> SHORT EXERCISE:
Check each line of the listing below for the string "نبينا", and give only how many lines hold it.

> THE INPUT:
——————————

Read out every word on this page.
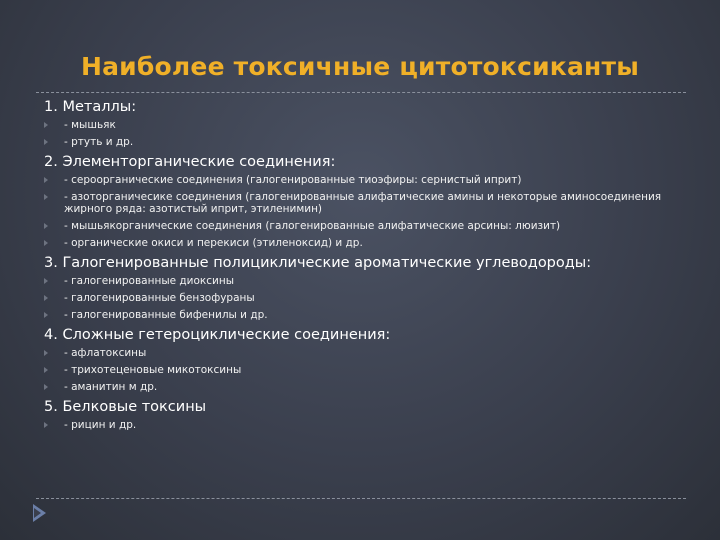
Наиболее токсичные цитотоксиканты
1. Металлы:
- мышьяк
- ртуть и др.
2. Элементорганические соединения:
- сероорганические соединения (галогенированные тиоэфиры: сернистый иприт)
- азоторганичесике соединения (галогенированные алифатические амины и некоторые аминосоединения жирного ряда: азотистый иприт, этиленимин)
- мышьякорганические соединения (галогенированные алифатические арсины: люизит)
- органические окиси и перекиси (этиленоксид) и др.
3. Галогенированные полициклические ароматические углеводороды:
- галогенированные диоксины
- галогенированные бензофураны
- галогенированные бифенилы и др.
4. Сложные гетероциклические соединения:
- афлатоксины
- трихотеценовые микотоксины
- аманитин м др.
5. Белковые токсины
- рицин и др.
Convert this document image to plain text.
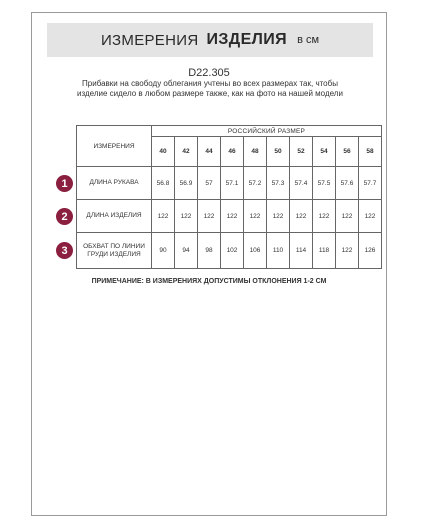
ИЗМЕРЕНИЯ ИЗДЕЛИЯ в см
D22.305
Прибавки на свободу облегания учтены во всех размерах так, чтобы изделие сидело в любом размере также, как на фото на нашей модели
ИЗМЕРЕНИЯ	РОССИЙСКИЙ РАЗМЕР									
	40	42	44	46	48	50	52	54	56	58
ДЛИНА РУКАВА	56.8	56.9	57	57.1	57.2	57.3	57.4	57.5	57.6	57.7
ДЛИНА ИЗДЕЛИЯ	122	122	122	122	122	122	122	122	122	122
ОБХВАТ ПО ЛИНИИ ГРУДИ ИЗДЕЛИЯ	90	94	98	102	106	110	114	118	122	126
1
2
3
ПРИМЕЧАНИЕ: В ИЗМЕРЕНИЯХ ДОПУСТИМЫ ОТКЛОНЕНИЯ 1-2 СМ
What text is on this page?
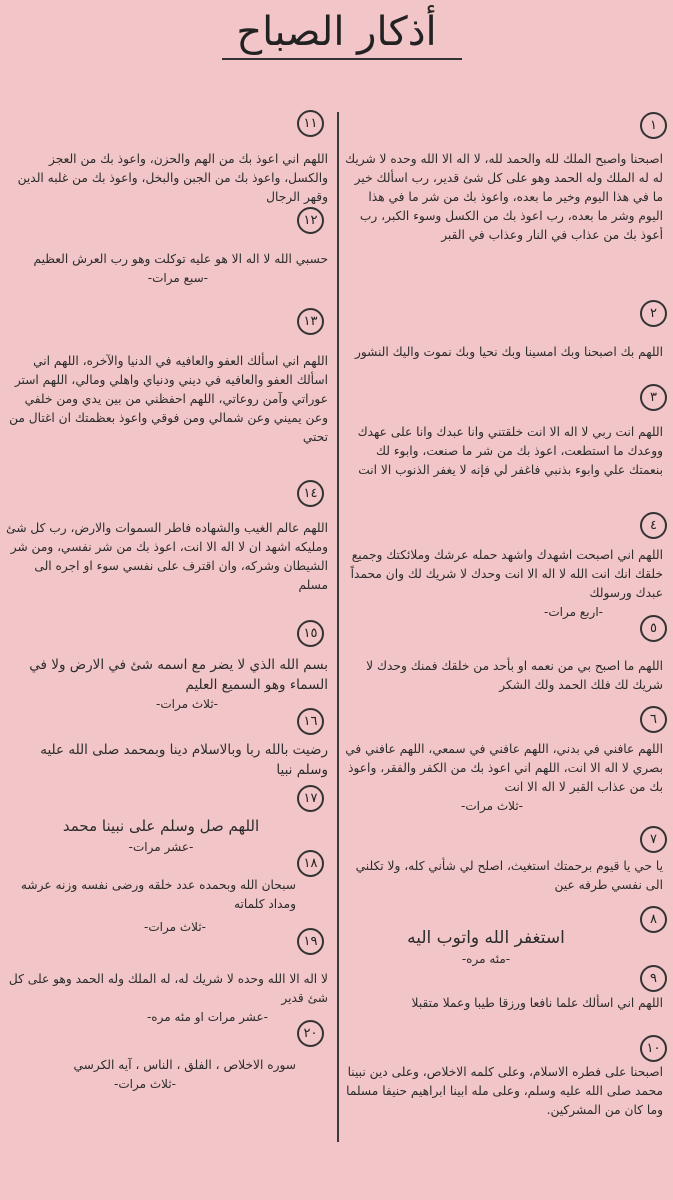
أذكار الصباح
١
اصبحنا واصبح الملك لله والحمد لله، لا اله الا الله وحده لا شريك له له الملك وله الحمد وهو على كل شئ قدير، رب اسألك خير ما في هذا اليوم وخير ما بعده، واعوذ بك من شر ما في هذا اليوم وشر ما بعده، رب اعوذ بك من الكسل وسوء الكبر، رب أعوذ بك من عذاب في النار وعذاب في القبر
٢
اللهم بك اصبحنا وبك امسينا وبك نحيا وبك نموت واليك النشور
٣
اللهم انت ربي لا اله الا انت خلقتني وانا عبدك وانا على عهدك ووعدك ما استطعت، اعوذ بك من شر ما صنعت، وابوء لك بنعمتك علي وابوء بذنبي فاغفر لي فإنه لا يغفر الذنوب الا انت
٤
اللهم اني اصبحت اشهدك واشهد حمله عرشك وملائكتك وجميع خلقك انك انت الله لا اله الا انت وحدك لا شريك لك وان محمداً عبدك ورسولك
-اربع مرات-
٥
اللهم ما اصبح بي من نعمه او بأحد من خلقك فمنك وحدك لا شريك لك فلك الحمد ولك الشكر
٦
اللهم عافني في بدني، اللهم عافني في سمعي، اللهم عافني في بصري لا اله الا انت، اللهم اني اعوذ بك من الكفر والفقر، واعوذ بك من عذاب القبر لا اله الا انت
-ثلاث مرات-
٧
يا حي يا قيوم برحمتك استغيث، اصلح لي شأني كله، ولا تكلني الى نفسي طرفه عين
٨
استغفر الله واتوب اليه
-مئه مره-
٩
اللهم اني اسألك علما نافعا ورزقا طيبا وعملا متقبلا
١٠
اصبحنا على فطره الاسلام، وعلى كلمه الاخلاص، وعلى دين نبينا محمد صلى الله عليه وسلم، وعلى مله ابينا ابراهيم حنيفا مسلما وما كان من المشركين.
١١
اللهم اني اعوذ بك من الهم والحزن، واعوذ بك من العجز والكسل، واعوذ بك من الجبن والبخل، واعوذ بك من غلبه الدين وقهر الرجال
١٢
حسبي الله لا اله الا هو عليه توكلت وهو رب العرش العظيم
-سبع مرات-
١٣
اللهم اني اسألك العفو والعافيه في الدنيا والآخره، اللهم اني اسألك العفو والعافيه في ديني ودنياي واهلي ومالي، اللهم استر عوراتي وآمن روعاتي، اللهم احفظني من بين يدي ومن خلفي وعن يميني وعن شمالي ومن فوقي واعوذ بعظمتك ان اغتال من تحتي
١٤
اللهم عالم الغيب والشهاده فاطر السموات والارض، رب كل شئ ومليكه اشهد ان لا اله الا انت، اعوذ بك من شر نفسي، ومن شر الشيطان وشركه، وان اقترف على نفسي سوء او اجره الى مسلم
١٥
بسم الله الذي لا يضر مع اسمه شئ في الارض ولا في السماء وهو السميع العليم
-ثلاث مرات-
١٦
رضيت بالله ربا وبالاسلام دينا وبمحمد صلى الله عليه وسلم نبيا
١٧
اللهم صل وسلم على نبينا محمد
-عشر مرات-
١٨
سبحان الله وبحمده عدد خلقه ورضى نفسه وزنه عرشه ومداد كلماته
-ثلاث مرات-
١٩
لا اله الا الله وحده لا شريك له، له الملك وله الحمد وهو على كل شئ قدير
-عشر مرات او مئه مره-
٢٠
سوره الاخلاص ، الفلق ، الناس ، آيه الكرسي
-ثلاث مرات-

——————————

> RESPONSE FOR THIS EXERCISE:
2